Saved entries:
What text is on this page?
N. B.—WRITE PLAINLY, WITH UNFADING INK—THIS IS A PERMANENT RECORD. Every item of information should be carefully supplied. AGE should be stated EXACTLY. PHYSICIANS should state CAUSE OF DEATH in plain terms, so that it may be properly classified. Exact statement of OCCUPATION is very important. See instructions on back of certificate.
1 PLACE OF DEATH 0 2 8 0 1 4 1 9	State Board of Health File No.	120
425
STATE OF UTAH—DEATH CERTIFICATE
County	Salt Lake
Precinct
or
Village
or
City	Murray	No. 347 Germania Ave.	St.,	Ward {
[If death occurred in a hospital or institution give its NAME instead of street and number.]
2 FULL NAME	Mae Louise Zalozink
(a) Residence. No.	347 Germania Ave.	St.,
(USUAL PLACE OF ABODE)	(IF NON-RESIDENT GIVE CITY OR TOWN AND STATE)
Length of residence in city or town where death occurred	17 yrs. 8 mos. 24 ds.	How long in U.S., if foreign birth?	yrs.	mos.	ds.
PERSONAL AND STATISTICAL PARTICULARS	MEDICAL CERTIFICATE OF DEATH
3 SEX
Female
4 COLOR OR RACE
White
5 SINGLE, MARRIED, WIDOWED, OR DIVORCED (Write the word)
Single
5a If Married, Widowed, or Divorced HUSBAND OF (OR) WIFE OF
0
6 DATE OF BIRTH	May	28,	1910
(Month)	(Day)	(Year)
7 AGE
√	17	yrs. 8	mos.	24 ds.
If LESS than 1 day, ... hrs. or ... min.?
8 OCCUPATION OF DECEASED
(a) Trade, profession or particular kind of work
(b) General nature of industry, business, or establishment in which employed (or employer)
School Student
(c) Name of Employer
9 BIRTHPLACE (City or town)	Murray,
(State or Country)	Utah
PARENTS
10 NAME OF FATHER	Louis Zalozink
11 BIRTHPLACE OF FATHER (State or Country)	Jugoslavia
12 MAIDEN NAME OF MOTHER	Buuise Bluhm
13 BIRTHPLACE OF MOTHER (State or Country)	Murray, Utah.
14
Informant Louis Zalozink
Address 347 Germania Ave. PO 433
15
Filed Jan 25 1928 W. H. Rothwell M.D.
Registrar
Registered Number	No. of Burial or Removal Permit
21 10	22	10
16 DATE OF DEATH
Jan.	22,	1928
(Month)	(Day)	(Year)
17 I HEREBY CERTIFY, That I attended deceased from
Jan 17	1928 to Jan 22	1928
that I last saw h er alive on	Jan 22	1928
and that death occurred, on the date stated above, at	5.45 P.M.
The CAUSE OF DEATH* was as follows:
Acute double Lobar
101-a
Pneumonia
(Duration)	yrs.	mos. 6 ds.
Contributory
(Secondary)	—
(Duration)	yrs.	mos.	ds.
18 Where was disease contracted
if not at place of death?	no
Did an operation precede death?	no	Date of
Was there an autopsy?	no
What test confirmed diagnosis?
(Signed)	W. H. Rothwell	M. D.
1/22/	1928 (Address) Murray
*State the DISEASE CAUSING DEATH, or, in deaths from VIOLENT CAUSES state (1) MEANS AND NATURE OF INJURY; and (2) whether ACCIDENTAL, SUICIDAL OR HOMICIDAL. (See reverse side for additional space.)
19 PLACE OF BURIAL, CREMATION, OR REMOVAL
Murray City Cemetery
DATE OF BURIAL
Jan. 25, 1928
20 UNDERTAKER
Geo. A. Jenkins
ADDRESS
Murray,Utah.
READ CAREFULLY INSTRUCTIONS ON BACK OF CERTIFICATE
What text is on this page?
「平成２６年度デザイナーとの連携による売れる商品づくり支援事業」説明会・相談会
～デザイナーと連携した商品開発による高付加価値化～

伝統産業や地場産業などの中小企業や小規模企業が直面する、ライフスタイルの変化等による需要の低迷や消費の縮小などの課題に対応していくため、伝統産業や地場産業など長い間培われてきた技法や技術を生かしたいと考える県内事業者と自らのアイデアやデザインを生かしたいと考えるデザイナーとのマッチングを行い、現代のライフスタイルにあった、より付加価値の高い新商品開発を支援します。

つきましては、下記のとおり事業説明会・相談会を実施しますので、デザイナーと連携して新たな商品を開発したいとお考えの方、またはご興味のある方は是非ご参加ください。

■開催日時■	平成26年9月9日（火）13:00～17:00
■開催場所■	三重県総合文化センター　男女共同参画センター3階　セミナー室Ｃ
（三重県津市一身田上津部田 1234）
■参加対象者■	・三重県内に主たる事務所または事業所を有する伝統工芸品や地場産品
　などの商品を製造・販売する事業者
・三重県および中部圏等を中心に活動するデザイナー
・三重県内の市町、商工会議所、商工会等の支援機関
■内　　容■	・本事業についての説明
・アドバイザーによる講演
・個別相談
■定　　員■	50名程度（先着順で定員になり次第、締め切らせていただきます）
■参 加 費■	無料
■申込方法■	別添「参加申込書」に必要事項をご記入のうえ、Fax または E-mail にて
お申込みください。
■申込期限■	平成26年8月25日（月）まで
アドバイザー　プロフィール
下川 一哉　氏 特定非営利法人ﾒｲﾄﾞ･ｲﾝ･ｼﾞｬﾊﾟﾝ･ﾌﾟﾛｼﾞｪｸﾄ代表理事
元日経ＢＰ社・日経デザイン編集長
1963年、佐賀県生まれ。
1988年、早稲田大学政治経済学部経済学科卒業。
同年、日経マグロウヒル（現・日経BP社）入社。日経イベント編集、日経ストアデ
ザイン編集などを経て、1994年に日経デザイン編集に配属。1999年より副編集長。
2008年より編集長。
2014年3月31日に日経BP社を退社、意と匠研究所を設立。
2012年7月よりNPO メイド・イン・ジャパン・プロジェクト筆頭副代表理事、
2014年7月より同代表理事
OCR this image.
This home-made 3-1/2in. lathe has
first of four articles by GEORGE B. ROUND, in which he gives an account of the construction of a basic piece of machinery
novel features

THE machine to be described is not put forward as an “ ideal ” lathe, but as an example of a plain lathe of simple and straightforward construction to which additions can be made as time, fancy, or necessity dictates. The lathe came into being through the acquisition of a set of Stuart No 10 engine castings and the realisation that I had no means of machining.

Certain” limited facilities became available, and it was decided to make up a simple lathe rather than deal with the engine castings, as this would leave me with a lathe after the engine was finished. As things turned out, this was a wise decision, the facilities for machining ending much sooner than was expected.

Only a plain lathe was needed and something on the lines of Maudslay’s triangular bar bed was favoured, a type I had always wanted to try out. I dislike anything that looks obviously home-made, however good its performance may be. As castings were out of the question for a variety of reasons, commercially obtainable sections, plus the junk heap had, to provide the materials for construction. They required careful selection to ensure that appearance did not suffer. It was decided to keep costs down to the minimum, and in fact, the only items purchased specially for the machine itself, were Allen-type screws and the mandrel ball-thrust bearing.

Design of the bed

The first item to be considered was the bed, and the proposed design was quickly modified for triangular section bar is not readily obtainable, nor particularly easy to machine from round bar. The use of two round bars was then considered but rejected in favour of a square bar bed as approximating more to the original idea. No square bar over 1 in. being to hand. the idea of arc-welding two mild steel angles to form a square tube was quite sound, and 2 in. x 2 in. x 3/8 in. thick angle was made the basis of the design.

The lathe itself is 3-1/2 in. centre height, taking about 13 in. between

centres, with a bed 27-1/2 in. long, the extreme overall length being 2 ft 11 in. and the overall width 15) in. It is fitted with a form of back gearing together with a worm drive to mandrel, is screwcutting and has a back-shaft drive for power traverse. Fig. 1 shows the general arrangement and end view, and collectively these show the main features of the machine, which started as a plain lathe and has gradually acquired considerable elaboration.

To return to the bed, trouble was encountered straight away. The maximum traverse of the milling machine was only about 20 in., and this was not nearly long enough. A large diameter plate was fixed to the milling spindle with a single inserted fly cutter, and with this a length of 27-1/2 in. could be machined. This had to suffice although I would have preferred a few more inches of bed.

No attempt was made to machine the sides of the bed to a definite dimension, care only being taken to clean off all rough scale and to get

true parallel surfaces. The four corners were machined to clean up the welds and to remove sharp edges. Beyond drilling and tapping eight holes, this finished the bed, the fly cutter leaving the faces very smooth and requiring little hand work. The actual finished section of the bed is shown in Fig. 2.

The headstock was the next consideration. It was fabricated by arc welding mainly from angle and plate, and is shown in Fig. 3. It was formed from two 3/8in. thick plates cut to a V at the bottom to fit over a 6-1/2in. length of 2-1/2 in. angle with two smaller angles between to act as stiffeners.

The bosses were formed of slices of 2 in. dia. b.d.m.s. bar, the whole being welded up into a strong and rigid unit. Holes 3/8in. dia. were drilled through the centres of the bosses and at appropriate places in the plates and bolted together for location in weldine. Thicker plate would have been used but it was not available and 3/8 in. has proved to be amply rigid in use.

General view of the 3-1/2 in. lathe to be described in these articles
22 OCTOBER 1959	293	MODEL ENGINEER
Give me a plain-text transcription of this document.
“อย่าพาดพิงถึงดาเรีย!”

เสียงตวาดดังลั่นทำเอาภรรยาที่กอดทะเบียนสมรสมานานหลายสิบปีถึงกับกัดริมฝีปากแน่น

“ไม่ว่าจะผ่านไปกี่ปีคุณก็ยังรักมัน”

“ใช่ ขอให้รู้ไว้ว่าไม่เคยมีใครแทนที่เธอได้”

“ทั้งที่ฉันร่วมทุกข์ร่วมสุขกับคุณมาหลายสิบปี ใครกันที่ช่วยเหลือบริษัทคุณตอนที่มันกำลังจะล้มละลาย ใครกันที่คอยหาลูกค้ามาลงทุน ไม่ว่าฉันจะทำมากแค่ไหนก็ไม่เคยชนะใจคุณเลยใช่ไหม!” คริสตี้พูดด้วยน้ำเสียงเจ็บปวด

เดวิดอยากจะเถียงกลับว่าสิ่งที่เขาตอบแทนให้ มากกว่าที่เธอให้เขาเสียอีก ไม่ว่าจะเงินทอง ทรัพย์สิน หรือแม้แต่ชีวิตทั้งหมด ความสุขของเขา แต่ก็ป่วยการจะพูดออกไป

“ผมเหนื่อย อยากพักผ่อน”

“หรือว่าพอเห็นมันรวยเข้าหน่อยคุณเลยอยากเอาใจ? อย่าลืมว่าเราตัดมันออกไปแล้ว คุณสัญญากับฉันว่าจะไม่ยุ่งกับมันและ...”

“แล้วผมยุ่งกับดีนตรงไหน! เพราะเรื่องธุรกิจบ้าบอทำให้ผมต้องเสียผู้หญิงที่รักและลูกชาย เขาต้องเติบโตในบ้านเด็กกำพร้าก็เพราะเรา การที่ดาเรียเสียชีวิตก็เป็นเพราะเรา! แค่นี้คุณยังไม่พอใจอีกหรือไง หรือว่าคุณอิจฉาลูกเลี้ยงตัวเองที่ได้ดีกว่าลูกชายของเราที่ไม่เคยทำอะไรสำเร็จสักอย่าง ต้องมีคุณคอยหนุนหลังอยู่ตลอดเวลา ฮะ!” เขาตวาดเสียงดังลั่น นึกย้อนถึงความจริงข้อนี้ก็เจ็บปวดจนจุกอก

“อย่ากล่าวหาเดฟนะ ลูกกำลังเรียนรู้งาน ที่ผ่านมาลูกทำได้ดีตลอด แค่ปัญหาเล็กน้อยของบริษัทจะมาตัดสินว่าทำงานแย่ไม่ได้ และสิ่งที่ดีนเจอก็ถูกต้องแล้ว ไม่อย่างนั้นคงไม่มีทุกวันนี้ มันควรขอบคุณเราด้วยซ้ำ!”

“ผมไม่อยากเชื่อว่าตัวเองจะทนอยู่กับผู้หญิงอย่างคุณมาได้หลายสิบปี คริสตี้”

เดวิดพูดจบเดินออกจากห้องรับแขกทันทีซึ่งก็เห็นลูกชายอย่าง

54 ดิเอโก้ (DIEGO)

● Exercise:
Isolate the lines that hold the word "four" and copy all of them.

● Complete output:
first of four articles by GEORGE B. ROUND, in which he gives an account of the construction of a basic piece of machinery
true parallel surfaces. The four corners were machined to clean up the welds and to remove sharp edges. Beyond drilling and tapping eight holes, this finished the bed, the fly cutter leaving the faces very smooth and requiring little hand work. The actual finished section of the bed is shown in Fig. 2.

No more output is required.